_What this task involves_
Please copy every record below exactly and leave out the pictures.

────

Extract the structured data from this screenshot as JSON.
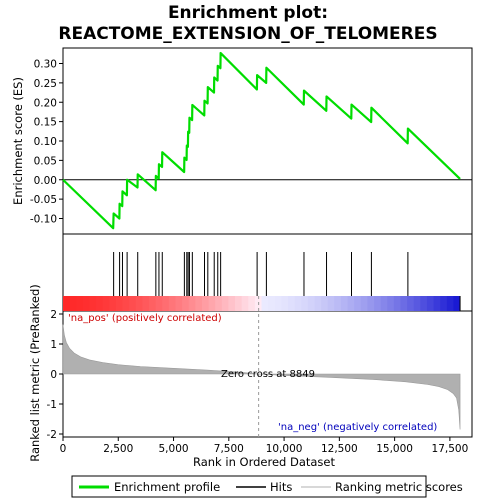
{
  "chart_data": {
    "type": "line",
    "title_line1": "Enrichment plot:",
    "title_line2": "REACTOME_EXTENSION_OF_TELOMERES",
    "xlabel": "Rank in Ordered Dataset",
    "ylabel_top": "Enrichment score (ES)",
    "ylabel_bottom": "Ranked list metric (PreRanked)",
    "xlim": [
      0,
      18500
    ],
    "x_ticks": [
      0,
      2500,
      5000,
      7500,
      10000,
      12500,
      15000,
      17500
    ],
    "x_tick_labels": [
      "0",
      "2,500",
      "5,000",
      "7,500",
      "10,000",
      "12,500",
      "15,000",
      "17,500"
    ],
    "es_ylim": [
      -0.14,
      0.34
    ],
    "es_ticks": [
      -0.1,
      -0.05,
      0.0,
      0.05,
      0.1,
      0.15,
      0.2,
      0.25,
      0.3
    ],
    "es_tick_labels": [
      "-0.10",
      "-0.05",
      "0.00",
      "0.05",
      "0.10",
      "0.15",
      "0.20",
      "0.25",
      "0.30"
    ],
    "metric_ylim": [
      -2.1,
      2.1
    ],
    "metric_ticks": [
      -2,
      -1,
      0,
      1,
      2
    ],
    "metric_tick_labels": [
      "-2",
      "-1",
      "0",
      "1",
      "2"
    ],
    "n_genes": 17960,
    "hits": [
      2290,
      2560,
      2690,
      2900,
      3380,
      4200,
      4340,
      4490,
      5490,
      5600,
      5660,
      5720,
      5850,
      6400,
      6550,
      6840,
      7000,
      7130,
      8780,
      9200,
      10900,
      11920,
      13050,
      13950,
      15600
    ],
    "enrichment_profile": {
      "x": [
        0,
        2270,
        2290,
        2550,
        2560,
        2680,
        2690,
        2890,
        2900,
        3370,
        3380,
        4190,
        4200,
        4330,
        4340,
        4480,
        4490,
        5480,
        5490,
        5590,
        5600,
        5650,
        5660,
        5710,
        5720,
        5840,
        5850,
        6390,
        6400,
        6540,
        6550,
        6830,
        6840,
        6990,
        7000,
        7120,
        7130,
        8770,
        8780,
        9190,
        9200,
        10890,
        10900,
        11910,
        11920,
        13040,
        13050,
        13940,
        13950,
        15590,
        15600,
        17960
      ],
      "es": [
        0.0,
        -0.125,
        -0.087,
        -0.1,
        -0.062,
        -0.068,
        -0.03,
        -0.04,
        0.0,
        -0.02,
        0.014,
        -0.027,
        0.01,
        0.003,
        0.04,
        0.033,
        0.071,
        0.02,
        0.057,
        0.051,
        0.088,
        0.085,
        0.124,
        0.121,
        0.16,
        0.154,
        0.193,
        0.166,
        0.204,
        0.197,
        0.239,
        0.225,
        0.264,
        0.256,
        0.294,
        0.288,
        0.327,
        0.233,
        0.27,
        0.25,
        0.289,
        0.194,
        0.23,
        0.178,
        0.215,
        0.158,
        0.194,
        0.149,
        0.186,
        0.094,
        0.132,
        0.002
      ]
    },
    "metric_scores": {
      "x": [
        0,
        60,
        150,
        300,
        500,
        800,
        1200,
        1800,
        2500,
        3500,
        5000,
        6500,
        8000,
        8849,
        10000,
        12000,
        14000,
        15500,
        16500,
        17000,
        17400,
        17650,
        17800,
        17900,
        17960
      ],
      "y": [
        1.65,
        1.3,
        1.05,
        0.85,
        0.7,
        0.57,
        0.47,
        0.38,
        0.31,
        0.25,
        0.19,
        0.13,
        0.06,
        0.0,
        -0.05,
        -0.11,
        -0.18,
        -0.26,
        -0.35,
        -0.42,
        -0.52,
        -0.65,
        -0.8,
        -1.2,
        -1.85
      ]
    },
    "zero_cross_label": "Zero cross at 8849",
    "zero_cross": 8849,
    "pos_label": "'na_pos' (positively correlated)",
    "neg_label": "'na_neg' (negatively correlated)",
    "colors": {
      "profile": "#00dd00",
      "hit": "#000000",
      "metric_fill": "#b0b0b0",
      "pos": "#ff0000",
      "neg": "#0000ff"
    },
    "legend": [
      {
        "label": "Enrichment profile",
        "kind": "profile"
      },
      {
        "label": "Hits",
        "kind": "hit"
      },
      {
        "label": "Ranking metric scores",
        "kind": "metric"
      }
    ]
  }
}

────

_Solved problem_
Extract the structured data from this screenshot as JSON.
{
  "chart_data": {
    "type": "line",
    "title_line1": "Enrichment plot:",
    "title_line2": "REACTOME_EXTENSION_OF_TELOMERES",
    "xlabel": "Rank in Ordered Dataset",
    "ylabel_top": "Enrichment score (ES)",
    "ylabel_bottom": "Ranked list metric (PreRanked)",
    "xlim": [
      0,
      18500
    ],
    "x_ticks": [
      0,
      2500,
      5000,
      7500,
      10000,
      12500,
      15000,
      17500
    ],
    "x_tick_labels": [
      "0",
      "2,500",
      "5,000",
      "7,500",
      "10,000",
      "12,500",
      "15,000",
      "17,500"
    ],
    "es_ylim": [
      -0.14,
      0.34
    ],
    "es_ticks": [
      -0.1,
      -0.05,
      0.0,
      0.05,
      0.1,
      0.15,
      0.2,
      0.25,
      0.3
    ],
    "es_tick_labels": [
      "-0.10",
      "-0.05",
      "0.00",
      "0.05",
      "0.10",
      "0.15",
      "0.20",
      "0.25",
      "0.30"
    ],
    "metric_ylim": [
      -2.1,
      2.1
    ],
    "metric_ticks": [
      -2,
      -1,
      0,
      1,
      2
    ],
    "metric_tick_labels": [
      "-2",
      "-1",
      "0",
      "1",
      "2"
    ],
    "n_genes": 17960,
    "hits": [
      2290,
      2560,
      2690,
      2900,
      3380,
      4200,
      4340,
      4490,
      5490,
      5600,
      5660,
      5720,
      5850,
      6400,
      6550,
      6840,
      7000,
      7130,
      8780,
      9200,
      10900,
      11920,
      13050,
      13950,
      15600
    ],
    "enrichment_profile": {
      "x": [
        0,
        2270,
        2290,
        2550,
        2560,
        2680,
        2690,
        2890,
        2900,
        3370,
        3380,
        4190,
        4200,
        4330,
        4340,
        4480,
        4490,
        5480,
        5490,
        5590,
        5600,
        5650,
        5660,
        5710,
        5720,
        5840,
        5850,
        6390,
        6400,
        6540,
        6550,
        6830,
        6840,
        6990,
        7000,
        7120,
        7130,
        8770,
        8780,
        9190,
        9200,
        10890,
        10900,
        11910,
        11920,
        13040,
        13050,
        13940,
        13950,
        15590,
        15600,
        17960
      ],
      "es": [
        0.0,
        -0.125,
        -0.087,
        -0.1,
        -0.062,
        -0.068,
        -0.03,
        -0.04,
        0.0,
        -0.02,
        0.014,
        -0.027,
        0.01,
        0.003,
        0.04,
        0.033,
        0.071,
        0.02,
        0.057,
        0.051,
        0.088,
        0.085,
        0.124,
        0.121,
        0.16,
        0.154,
        0.193,
        0.166,
        0.204,
        0.197,
        0.239,
        0.225,
        0.264,
        0.256,
        0.294,
        0.288,
        0.327,
        0.233,
        0.27,
        0.25,
        0.289,
        0.194,
        0.23,
        0.178,
        0.215,
        0.158,
        0.194,
        0.149,
        0.186,
        0.094,
        0.132,
        0.002
      ]
    },
    "metric_scores": {
      "x": [
        0,
        60,
        150,
        300,
        500,
        800,
        1200,
        1800,
        2500,
        3500,
        5000,
        6500,
        8000,
        8849,
        10000,
        12000,
        14000,
        15500,
        16500,
        17000,
        17400,
        17650,
        17800,
        17900,
        17960
      ],
      "y": [
        1.65,
        1.3,
        1.05,
        0.85,
        0.7,
        0.57,
        0.47,
        0.38,
        0.31,
        0.25,
        0.19,
        0.13,
        0.06,
        0.0,
        -0.05,
        -0.11,
        -0.18,
        -0.26,
        -0.35,
        -0.42,
        -0.52,
        -0.65,
        -0.8,
        -1.2,
        -1.85
      ]
    },
    "zero_cross_label": "Zero cross at 8849",
    "zero_cross": 8849,
    "pos_label": "'na_pos' (positively correlated)",
    "neg_label": "'na_neg' (negatively correlated)",
    "colors": {
      "profile": "#00dd00",
      "hit": "#000000",
      "metric_fill": "#b0b0b0",
      "pos": "#ff0000",
      "neg": "#0000ff"
    },
    "legend": [
      {
        "label": "Enrichment profile",
        "kind": "profile"
      },
      {
        "label": "Hits",
        "kind": "hit"
      },
      {
        "label": "Ranking metric scores",
        "kind": "metric"
      }
    ]
  }
}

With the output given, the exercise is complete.